Edit these lines so that every "punch-hole" becomes "binder-hole", leaving everything else unchanged.
━━━ The records ━━━
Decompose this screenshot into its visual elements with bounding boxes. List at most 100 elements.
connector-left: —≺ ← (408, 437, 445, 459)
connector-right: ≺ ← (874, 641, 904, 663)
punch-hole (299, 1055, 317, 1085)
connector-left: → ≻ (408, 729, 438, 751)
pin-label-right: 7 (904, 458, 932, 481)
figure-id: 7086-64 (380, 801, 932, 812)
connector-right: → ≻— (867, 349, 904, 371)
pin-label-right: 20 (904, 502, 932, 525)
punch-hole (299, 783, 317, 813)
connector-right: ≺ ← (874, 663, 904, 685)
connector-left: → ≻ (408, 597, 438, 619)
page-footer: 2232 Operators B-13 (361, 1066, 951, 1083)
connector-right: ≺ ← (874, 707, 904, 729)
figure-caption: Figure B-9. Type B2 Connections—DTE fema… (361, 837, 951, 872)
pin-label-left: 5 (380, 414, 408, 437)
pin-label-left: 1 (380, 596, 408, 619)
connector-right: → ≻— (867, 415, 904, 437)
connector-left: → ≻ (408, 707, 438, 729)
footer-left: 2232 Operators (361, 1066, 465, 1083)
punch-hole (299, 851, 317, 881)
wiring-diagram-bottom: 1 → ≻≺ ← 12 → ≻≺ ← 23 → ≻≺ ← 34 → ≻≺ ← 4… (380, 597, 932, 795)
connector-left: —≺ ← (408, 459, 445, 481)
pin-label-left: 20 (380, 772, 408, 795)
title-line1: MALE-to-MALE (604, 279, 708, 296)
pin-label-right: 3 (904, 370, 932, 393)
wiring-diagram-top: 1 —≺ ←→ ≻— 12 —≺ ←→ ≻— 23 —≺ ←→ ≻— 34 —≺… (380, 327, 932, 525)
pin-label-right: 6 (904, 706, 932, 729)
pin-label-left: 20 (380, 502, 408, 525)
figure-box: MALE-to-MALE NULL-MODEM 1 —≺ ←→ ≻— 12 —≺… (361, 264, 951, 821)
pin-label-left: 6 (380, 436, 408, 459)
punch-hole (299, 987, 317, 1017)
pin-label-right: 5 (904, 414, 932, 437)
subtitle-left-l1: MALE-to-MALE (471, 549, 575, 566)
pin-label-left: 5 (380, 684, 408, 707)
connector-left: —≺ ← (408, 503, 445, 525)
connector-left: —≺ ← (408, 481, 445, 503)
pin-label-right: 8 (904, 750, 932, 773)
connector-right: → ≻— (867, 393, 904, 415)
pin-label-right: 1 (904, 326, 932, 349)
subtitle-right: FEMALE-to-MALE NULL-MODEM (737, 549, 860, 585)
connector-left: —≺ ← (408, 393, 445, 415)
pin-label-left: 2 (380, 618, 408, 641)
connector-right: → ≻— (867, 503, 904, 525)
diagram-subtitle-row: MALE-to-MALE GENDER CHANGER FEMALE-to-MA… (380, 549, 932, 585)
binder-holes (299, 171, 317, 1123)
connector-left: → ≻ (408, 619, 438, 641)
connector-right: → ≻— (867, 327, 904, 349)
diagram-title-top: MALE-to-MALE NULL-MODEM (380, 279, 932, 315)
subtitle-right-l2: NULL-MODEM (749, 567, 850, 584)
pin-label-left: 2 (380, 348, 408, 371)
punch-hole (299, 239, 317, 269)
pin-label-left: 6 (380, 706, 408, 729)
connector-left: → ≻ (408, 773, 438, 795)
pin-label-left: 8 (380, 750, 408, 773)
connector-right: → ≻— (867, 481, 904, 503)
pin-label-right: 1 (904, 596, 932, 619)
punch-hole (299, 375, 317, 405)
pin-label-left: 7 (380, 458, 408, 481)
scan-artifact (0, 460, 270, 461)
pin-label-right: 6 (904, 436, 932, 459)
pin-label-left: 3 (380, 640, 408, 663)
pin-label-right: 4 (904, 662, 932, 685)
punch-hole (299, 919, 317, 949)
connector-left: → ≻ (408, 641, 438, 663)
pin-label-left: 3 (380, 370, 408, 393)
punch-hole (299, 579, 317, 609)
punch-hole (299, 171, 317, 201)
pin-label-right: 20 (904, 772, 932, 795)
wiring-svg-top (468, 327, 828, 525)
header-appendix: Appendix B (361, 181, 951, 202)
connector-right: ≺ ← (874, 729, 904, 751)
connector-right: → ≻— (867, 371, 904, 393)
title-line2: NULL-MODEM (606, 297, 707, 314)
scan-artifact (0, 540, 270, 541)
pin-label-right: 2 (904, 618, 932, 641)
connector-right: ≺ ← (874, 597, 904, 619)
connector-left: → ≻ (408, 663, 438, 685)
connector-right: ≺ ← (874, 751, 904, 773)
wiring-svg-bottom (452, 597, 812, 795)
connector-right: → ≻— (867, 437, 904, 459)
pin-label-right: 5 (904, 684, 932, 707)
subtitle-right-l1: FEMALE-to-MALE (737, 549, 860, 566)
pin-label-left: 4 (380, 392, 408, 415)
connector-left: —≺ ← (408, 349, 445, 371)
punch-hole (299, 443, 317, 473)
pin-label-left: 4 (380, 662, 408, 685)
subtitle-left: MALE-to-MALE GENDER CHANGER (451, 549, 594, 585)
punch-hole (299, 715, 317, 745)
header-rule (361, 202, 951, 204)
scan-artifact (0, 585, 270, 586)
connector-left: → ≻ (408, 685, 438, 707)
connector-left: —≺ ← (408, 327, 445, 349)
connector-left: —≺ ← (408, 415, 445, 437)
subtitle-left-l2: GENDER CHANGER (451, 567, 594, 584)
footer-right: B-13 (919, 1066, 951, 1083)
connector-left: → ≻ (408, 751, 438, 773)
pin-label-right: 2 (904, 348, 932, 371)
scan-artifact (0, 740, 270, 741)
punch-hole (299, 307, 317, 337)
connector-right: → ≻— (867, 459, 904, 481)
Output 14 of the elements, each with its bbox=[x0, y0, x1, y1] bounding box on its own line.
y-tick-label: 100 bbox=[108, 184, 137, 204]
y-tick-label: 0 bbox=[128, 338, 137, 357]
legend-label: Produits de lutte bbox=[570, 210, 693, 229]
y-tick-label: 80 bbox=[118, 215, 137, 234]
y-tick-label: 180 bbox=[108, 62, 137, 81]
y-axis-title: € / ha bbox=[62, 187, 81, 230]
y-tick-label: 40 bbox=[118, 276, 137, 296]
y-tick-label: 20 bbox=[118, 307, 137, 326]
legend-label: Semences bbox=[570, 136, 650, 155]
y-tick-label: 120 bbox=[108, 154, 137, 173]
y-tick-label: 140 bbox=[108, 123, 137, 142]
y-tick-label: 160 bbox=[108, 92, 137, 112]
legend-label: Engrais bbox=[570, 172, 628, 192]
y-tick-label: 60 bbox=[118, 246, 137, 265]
━━━
The answer:
Decompose this screenshot into its visual elements with bounding boxes. List at most 100 elements.
connector-left: —≺ ← (408, 437, 445, 459)
connector-right: ≺ ← (874, 641, 904, 663)
binder-hole (299, 1055, 317, 1085)
connector-left: → ≻ (408, 729, 438, 751)
pin-label-right: 7 (904, 458, 932, 481)
figure-id: 7086-64 (380, 801, 932, 812)
connector-right: → ≻— (867, 349, 904, 371)
pin-label-right: 20 (904, 502, 932, 525)
binder-hole (299, 783, 317, 813)
connector-right: ≺ ← (874, 663, 904, 685)
connector-left: → ≻ (408, 597, 438, 619)
page-footer: 2232 Operators B-13 (361, 1066, 951, 1083)
connector-right: ≺ ← (874, 707, 904, 729)
figure-caption: Figure B-9. Type B2 Connections—DTE fema… (361, 837, 951, 872)
pin-label-left: 5 (380, 414, 408, 437)
pin-label-left: 1 (380, 596, 408, 619)
connector-right: → ≻— (867, 415, 904, 437)
connector-left: → ≻ (408, 707, 438, 729)
footer-left: 2232 Operators (361, 1066, 465, 1083)
binder-hole (299, 851, 317, 881)
wiring-diagram-bottom: 1 → ≻≺ ← 12 → ≻≺ ← 23 → ≻≺ ← 34 → ≻≺ ← 4… (380, 597, 932, 795)
connector-left: —≺ ← (408, 459, 445, 481)
pin-label-left: 20 (380, 772, 408, 795)
title-line1: MALE-to-MALE (604, 279, 708, 296)
pin-label-right: 3 (904, 370, 932, 393)
wiring-diagram-top: 1 —≺ ←→ ≻— 12 —≺ ←→ ≻— 23 —≺ ←→ ≻— 34 —≺… (380, 327, 932, 525)
pin-label-right: 6 (904, 706, 932, 729)
pin-label-left: 20 (380, 502, 408, 525)
figure-box: MALE-to-MALE NULL-MODEM 1 —≺ ←→ ≻— 12 —≺… (361, 264, 951, 821)
pin-label-left: 6 (380, 436, 408, 459)
binder-hole (299, 987, 317, 1017)
pin-label-right: 5 (904, 414, 932, 437)
subtitle-left-l1: MALE-to-MALE (471, 549, 575, 566)
pin-label-left: 5 (380, 684, 408, 707)
connector-left: —≺ ← (408, 503, 445, 525)
connector-left: —≺ ← (408, 481, 445, 503)
pin-label-right: 8 (904, 750, 932, 773)
connector-right: → ≻— (867, 393, 904, 415)
pin-label-right: 1 (904, 326, 932, 349)
subtitle-right: FEMALE-to-MALE NULL-MODEM (737, 549, 860, 585)
connector-left: —≺ ← (408, 393, 445, 415)
pin-label-left: 2 (380, 618, 408, 641)
connector-right: → ≻— (867, 503, 904, 525)
diagram-subtitle-row: MALE-to-MALE GENDER CHANGER FEMALE-to-MA… (380, 549, 932, 585)
binder-holes (299, 171, 317, 1123)
connector-left: → ≻ (408, 619, 438, 641)
connector-right: → ≻— (867, 327, 904, 349)
diagram-title-top: MALE-to-MALE NULL-MODEM (380, 279, 932, 315)
subtitle-right-l2: NULL-MODEM (749, 567, 850, 584)
pin-label-left: 2 (380, 348, 408, 371)
binder-hole (299, 239, 317, 269)
pin-label-left: 6 (380, 706, 408, 729)
connector-left: → ≻ (408, 773, 438, 795)
pin-label-left: 8 (380, 750, 408, 773)
connector-right: → ≻— (867, 481, 904, 503)
pin-label-right: 1 (904, 596, 932, 619)
binder-hole (299, 375, 317, 405)
pin-label-left: 7 (380, 458, 408, 481)
scan-artifact (0, 460, 270, 461)
pin-label-right: 6 (904, 436, 932, 459)
pin-label-left: 3 (380, 640, 408, 663)
pin-label-right: 4 (904, 662, 932, 685)
binder-hole (299, 919, 317, 949)
connector-left: → ≻ (408, 641, 438, 663)
pin-label-left: 3 (380, 370, 408, 393)
binder-hole (299, 579, 317, 609)
binder-hole (299, 171, 317, 201)
pin-label-right: 20 (904, 772, 932, 795)
wiring-svg-top (468, 327, 828, 525)
header-appendix: Appendix B (361, 181, 951, 202)
connector-right: ≺ ← (874, 729, 904, 751)
connector-right: → ≻— (867, 371, 904, 393)
title-line2: NULL-MODEM (606, 297, 707, 314)
scan-artifact (0, 540, 270, 541)
pin-label-right: 2 (904, 618, 932, 641)
connector-right: ≺ ← (874, 597, 904, 619)
connector-left: → ≻ (408, 663, 438, 685)
connector-right: ≺ ← (874, 751, 904, 773)
wiring-svg-bottom (452, 597, 812, 795)
connector-right: → ≻— (867, 437, 904, 459)
pin-label-right: 5 (904, 684, 932, 707)
subtitle-right-l1: FEMALE-to-MALE (737, 549, 860, 566)
pin-label-left: 4 (380, 392, 408, 415)
connector-left: —≺ ← (408, 349, 445, 371)
binder-hole (299, 443, 317, 473)
pin-label-left: 4 (380, 662, 408, 685)
subtitle-left: MALE-to-MALE GENDER CHANGER (451, 549, 594, 585)
binder-hole (299, 715, 317, 745)
header-rule (361, 202, 951, 204)
scan-artifact (0, 585, 270, 586)
connector-left: → ≻ (408, 685, 438, 707)
connector-left: —≺ ← (408, 327, 445, 349)
connector-left: —≺ ← (408, 415, 445, 437)
subtitle-left-l2: GENDER CHANGER (451, 567, 594, 584)
footer-right: B-13 (919, 1066, 951, 1083)
connector-left: → ≻ (408, 751, 438, 773)
pin-label-right: 2 (904, 348, 932, 371)
scan-artifact (0, 740, 270, 741)
binder-hole (299, 307, 317, 337)
connector-right: → ≻— (867, 459, 904, 481)
Output 14 of the elements, each with its bbox=[x0, y0, x1, y1] bounding box on its own line.
y-tick-label: 100 bbox=[108, 184, 137, 204]
y-tick-label: 0 bbox=[128, 338, 137, 357]
legend-label: Produits de lutte bbox=[570, 210, 693, 229]
y-tick-label: 80 bbox=[118, 215, 137, 234]
y-tick-label: 180 bbox=[108, 62, 137, 81]
y-axis-title: € / ha bbox=[62, 187, 81, 230]
y-tick-label: 40 bbox=[118, 276, 137, 296]
y-tick-label: 20 bbox=[118, 307, 137, 326]
legend-label: Semences bbox=[570, 136, 650, 155]
y-tick-label: 120 bbox=[108, 154, 137, 173]
y-tick-label: 140 bbox=[108, 123, 137, 142]
y-tick-label: 160 bbox=[108, 92, 137, 112]
legend-label: Engrais bbox=[570, 172, 628, 192]
y-tick-label: 60 bbox=[118, 246, 137, 265]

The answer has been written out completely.